**EXERCISE MATERIALS:**
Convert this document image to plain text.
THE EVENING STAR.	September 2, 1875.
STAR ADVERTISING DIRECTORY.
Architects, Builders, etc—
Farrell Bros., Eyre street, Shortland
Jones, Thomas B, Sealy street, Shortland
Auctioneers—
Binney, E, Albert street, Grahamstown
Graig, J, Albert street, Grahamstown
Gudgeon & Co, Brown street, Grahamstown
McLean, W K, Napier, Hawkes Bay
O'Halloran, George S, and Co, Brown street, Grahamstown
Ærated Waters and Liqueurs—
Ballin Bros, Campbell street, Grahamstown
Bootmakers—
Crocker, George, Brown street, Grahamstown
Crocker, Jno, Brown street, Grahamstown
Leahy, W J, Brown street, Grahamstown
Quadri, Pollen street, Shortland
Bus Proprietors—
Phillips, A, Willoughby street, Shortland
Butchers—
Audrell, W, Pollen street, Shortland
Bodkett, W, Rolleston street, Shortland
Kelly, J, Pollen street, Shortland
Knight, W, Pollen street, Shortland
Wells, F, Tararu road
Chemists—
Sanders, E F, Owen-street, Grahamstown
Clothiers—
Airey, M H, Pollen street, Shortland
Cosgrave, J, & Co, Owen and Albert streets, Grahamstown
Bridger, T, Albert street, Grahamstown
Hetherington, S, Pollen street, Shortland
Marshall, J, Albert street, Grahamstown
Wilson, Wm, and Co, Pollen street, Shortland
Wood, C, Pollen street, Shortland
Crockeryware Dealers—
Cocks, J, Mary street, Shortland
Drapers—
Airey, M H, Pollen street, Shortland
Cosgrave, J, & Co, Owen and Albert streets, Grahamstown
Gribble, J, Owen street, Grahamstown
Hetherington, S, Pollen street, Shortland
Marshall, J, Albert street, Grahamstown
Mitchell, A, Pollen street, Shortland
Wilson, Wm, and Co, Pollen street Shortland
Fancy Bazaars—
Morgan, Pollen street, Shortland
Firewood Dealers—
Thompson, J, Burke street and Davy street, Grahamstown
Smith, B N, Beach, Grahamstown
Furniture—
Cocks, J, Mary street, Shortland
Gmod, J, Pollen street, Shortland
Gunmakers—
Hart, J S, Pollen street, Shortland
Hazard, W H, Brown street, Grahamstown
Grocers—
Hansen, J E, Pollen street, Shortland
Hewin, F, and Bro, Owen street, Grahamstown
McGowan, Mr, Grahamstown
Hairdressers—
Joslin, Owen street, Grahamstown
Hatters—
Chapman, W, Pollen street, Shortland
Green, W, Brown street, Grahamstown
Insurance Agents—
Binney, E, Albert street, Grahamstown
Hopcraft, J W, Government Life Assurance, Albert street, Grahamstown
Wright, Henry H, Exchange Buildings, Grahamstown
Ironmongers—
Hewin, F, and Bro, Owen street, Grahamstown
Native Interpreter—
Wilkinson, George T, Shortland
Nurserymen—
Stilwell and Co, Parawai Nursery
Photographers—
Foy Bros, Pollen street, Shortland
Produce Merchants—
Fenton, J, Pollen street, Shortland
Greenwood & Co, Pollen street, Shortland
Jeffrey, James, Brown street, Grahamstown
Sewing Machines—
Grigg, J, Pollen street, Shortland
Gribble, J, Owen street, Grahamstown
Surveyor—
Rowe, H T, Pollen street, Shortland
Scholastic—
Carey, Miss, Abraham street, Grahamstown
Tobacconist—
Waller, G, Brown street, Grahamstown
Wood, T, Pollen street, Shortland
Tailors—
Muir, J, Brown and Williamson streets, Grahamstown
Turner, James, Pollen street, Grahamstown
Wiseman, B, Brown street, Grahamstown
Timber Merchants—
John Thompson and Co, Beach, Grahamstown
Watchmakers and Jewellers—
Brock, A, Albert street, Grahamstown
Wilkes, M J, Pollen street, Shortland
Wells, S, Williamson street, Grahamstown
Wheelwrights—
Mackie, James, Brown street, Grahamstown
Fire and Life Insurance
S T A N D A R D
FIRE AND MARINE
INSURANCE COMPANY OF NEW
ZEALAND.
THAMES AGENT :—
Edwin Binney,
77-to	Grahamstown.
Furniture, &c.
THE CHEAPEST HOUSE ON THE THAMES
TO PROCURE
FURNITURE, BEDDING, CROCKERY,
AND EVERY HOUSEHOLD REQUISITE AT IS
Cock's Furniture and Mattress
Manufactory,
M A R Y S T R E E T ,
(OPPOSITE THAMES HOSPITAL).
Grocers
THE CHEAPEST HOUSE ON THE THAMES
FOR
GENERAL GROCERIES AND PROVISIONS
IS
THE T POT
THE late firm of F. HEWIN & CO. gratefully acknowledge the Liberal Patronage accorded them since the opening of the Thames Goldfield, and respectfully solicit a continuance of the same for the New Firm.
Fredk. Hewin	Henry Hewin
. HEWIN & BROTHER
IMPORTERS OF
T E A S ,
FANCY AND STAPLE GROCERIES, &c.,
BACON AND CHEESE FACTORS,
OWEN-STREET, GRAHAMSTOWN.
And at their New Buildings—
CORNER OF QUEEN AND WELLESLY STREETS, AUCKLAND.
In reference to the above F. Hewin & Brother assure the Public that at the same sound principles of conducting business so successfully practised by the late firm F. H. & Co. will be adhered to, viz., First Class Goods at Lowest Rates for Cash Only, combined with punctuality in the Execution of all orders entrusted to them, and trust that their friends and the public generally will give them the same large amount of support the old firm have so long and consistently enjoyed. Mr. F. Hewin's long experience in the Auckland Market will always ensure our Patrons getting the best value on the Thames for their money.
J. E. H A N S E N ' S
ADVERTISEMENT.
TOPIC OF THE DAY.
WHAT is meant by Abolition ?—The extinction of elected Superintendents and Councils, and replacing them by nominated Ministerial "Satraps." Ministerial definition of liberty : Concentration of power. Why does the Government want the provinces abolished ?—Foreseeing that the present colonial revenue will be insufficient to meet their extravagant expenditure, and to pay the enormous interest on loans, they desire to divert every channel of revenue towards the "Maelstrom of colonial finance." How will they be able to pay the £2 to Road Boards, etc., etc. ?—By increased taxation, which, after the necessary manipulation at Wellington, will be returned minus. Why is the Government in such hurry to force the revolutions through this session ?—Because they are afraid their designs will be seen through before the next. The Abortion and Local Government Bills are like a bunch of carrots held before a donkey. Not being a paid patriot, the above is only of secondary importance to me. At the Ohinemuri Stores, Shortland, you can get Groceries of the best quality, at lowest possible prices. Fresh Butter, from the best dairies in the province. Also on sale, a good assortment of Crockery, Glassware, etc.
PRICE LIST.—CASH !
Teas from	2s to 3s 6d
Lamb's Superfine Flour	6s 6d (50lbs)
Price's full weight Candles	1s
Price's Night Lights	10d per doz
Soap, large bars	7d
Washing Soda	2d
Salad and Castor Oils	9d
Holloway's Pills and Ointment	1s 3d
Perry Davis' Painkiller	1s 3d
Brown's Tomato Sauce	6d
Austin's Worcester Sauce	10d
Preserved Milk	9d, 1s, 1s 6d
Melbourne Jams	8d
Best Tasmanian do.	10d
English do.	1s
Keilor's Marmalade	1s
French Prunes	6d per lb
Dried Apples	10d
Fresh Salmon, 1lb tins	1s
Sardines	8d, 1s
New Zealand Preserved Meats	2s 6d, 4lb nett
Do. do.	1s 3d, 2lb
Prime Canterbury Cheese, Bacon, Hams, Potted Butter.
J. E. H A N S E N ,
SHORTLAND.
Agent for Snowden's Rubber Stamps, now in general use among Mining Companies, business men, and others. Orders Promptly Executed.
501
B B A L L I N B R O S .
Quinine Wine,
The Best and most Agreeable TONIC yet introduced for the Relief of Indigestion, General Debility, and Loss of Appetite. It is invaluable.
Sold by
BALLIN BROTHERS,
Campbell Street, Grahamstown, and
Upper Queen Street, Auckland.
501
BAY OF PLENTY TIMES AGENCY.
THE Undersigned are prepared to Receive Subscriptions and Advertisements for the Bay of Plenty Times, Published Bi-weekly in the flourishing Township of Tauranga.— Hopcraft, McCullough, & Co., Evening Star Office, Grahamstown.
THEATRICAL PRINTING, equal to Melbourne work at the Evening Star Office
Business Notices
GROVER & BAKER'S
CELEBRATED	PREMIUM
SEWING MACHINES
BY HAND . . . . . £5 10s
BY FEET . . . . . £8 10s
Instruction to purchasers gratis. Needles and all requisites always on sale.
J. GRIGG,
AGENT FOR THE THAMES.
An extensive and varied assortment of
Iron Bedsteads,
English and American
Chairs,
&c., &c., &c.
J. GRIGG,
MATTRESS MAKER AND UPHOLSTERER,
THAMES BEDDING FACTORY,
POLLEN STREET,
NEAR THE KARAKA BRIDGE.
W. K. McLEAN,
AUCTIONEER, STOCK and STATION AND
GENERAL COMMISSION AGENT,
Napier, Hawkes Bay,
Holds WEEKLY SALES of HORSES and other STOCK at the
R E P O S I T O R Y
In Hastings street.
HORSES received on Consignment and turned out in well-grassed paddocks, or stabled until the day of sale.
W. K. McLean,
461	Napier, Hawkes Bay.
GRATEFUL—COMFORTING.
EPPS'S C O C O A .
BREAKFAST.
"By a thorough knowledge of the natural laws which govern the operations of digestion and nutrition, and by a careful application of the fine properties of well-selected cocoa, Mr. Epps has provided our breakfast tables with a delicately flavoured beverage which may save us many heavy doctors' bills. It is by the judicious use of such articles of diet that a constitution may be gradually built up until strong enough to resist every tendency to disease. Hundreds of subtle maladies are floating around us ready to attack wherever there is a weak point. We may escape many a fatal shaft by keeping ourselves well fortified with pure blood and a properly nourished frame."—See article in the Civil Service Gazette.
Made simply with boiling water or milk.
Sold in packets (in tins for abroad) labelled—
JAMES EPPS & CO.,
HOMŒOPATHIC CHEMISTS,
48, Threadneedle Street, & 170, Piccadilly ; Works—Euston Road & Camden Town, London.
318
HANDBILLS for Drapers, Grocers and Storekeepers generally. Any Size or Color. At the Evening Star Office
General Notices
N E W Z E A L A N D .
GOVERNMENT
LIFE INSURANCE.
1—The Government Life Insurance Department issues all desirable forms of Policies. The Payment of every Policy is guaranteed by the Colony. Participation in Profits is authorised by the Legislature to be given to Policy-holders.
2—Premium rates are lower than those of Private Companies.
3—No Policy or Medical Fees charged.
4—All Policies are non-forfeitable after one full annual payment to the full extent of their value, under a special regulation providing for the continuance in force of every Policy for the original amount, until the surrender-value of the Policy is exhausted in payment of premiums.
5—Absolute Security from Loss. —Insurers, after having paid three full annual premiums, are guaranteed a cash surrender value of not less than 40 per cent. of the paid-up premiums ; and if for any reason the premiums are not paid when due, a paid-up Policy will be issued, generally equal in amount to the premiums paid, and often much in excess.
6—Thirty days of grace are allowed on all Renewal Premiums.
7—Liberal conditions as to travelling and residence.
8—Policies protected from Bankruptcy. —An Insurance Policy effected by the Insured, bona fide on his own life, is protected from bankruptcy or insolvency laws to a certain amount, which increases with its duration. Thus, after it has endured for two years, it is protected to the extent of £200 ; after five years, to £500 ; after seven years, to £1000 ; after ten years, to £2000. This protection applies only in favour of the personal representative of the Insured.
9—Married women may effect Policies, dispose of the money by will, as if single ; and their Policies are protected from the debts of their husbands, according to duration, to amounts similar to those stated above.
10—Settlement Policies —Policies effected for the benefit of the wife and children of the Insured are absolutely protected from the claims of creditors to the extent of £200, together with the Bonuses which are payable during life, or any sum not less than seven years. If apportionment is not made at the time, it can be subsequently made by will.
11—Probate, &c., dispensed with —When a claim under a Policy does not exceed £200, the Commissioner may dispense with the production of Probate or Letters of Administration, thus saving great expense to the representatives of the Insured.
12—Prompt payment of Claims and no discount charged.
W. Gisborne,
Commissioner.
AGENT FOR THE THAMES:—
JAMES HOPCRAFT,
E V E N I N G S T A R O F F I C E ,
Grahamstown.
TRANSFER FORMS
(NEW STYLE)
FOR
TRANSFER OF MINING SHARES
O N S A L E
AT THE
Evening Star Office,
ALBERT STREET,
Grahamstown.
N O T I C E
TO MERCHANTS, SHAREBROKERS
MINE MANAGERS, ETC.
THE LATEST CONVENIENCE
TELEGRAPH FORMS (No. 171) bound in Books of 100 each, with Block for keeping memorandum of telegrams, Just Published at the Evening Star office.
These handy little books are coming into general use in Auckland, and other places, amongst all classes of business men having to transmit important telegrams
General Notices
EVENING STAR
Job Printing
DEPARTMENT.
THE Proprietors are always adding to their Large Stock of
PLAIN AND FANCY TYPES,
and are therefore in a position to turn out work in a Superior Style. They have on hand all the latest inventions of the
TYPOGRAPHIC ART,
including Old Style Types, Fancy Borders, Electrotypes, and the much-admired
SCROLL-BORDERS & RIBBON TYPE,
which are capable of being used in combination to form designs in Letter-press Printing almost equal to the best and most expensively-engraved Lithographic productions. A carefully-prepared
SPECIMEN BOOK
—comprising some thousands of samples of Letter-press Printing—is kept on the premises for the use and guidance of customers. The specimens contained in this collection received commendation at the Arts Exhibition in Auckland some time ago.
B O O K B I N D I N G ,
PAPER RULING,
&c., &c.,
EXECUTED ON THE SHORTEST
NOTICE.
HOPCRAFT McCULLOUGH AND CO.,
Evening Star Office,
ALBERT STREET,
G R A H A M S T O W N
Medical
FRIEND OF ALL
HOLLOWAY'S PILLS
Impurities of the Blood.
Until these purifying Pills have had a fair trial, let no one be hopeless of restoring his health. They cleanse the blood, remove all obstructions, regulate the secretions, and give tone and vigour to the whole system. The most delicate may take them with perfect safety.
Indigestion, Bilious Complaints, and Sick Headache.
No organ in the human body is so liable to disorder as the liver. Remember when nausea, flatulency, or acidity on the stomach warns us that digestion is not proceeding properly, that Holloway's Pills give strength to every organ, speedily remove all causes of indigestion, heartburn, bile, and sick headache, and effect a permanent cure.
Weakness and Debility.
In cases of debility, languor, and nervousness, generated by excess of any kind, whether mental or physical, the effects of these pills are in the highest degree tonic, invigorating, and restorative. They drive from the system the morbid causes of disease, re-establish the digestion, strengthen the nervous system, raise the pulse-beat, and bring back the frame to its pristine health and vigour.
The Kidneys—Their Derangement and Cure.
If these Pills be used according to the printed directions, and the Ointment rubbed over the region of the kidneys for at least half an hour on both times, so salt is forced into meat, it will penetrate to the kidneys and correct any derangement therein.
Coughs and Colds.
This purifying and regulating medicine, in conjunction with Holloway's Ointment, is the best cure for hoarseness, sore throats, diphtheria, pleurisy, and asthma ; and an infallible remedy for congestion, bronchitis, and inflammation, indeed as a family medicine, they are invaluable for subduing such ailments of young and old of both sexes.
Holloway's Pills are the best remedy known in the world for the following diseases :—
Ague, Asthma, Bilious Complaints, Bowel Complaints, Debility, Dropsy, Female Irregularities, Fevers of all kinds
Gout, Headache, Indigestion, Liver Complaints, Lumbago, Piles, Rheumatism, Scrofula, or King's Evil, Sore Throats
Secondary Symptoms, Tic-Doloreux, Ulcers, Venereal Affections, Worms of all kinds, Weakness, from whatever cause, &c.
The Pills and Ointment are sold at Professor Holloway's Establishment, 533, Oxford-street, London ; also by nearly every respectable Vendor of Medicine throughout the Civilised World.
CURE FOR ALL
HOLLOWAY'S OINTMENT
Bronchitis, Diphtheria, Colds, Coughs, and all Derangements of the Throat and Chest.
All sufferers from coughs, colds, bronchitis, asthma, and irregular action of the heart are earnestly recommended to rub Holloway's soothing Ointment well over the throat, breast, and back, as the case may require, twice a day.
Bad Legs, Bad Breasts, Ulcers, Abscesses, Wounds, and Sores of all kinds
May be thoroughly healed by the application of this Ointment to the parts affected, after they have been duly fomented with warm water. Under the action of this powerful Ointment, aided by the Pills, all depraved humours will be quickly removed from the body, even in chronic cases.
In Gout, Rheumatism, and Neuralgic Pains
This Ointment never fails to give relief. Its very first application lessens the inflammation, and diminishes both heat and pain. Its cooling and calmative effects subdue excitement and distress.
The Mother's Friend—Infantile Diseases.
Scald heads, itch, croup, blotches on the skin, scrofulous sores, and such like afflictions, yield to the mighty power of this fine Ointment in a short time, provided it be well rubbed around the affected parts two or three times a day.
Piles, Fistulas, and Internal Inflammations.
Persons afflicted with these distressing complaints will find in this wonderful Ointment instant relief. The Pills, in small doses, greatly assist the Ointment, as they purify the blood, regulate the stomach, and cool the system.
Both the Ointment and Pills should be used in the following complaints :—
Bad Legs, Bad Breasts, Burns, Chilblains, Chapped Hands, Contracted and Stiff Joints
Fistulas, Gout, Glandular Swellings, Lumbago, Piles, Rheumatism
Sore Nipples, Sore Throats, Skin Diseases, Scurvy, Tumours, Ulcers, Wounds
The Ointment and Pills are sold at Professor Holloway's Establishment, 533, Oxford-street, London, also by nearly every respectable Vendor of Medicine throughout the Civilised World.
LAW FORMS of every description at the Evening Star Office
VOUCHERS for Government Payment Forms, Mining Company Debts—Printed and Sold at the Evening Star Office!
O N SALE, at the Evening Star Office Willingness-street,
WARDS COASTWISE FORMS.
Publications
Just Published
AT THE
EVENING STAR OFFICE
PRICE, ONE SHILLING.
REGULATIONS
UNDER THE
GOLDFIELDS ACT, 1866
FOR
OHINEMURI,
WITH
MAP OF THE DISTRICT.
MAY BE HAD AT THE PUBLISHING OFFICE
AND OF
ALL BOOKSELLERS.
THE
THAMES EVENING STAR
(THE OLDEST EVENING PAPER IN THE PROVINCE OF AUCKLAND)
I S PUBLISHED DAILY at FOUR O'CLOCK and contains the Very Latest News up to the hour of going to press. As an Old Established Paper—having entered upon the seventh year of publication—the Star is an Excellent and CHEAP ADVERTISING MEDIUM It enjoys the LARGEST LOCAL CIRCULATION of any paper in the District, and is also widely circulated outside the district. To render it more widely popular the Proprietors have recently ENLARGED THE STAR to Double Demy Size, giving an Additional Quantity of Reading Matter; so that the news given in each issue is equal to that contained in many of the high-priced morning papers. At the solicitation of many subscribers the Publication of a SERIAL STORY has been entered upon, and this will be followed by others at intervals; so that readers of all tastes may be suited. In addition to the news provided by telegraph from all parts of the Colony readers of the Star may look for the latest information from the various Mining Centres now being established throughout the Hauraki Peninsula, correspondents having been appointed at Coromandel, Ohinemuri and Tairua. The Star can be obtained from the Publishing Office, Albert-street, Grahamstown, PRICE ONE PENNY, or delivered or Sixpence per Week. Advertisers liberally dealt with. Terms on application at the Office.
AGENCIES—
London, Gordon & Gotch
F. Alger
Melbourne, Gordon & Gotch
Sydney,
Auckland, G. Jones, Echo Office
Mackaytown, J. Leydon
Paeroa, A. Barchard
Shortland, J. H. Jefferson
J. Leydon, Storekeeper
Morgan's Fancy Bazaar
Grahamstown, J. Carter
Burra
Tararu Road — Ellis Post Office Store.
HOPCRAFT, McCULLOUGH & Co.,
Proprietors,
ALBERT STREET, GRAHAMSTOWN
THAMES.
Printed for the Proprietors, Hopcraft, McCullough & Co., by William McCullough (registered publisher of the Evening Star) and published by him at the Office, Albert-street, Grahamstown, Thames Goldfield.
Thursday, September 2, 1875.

**DIRECTIONS:**
In the entries above, identify every line with the string "Napier".

**REPLY TO THE EXERCISE:**
McLean, W K, Napier, Hawkes Bay
Napier, Hawkes Bay,
461	Napier, Hawkes Bay.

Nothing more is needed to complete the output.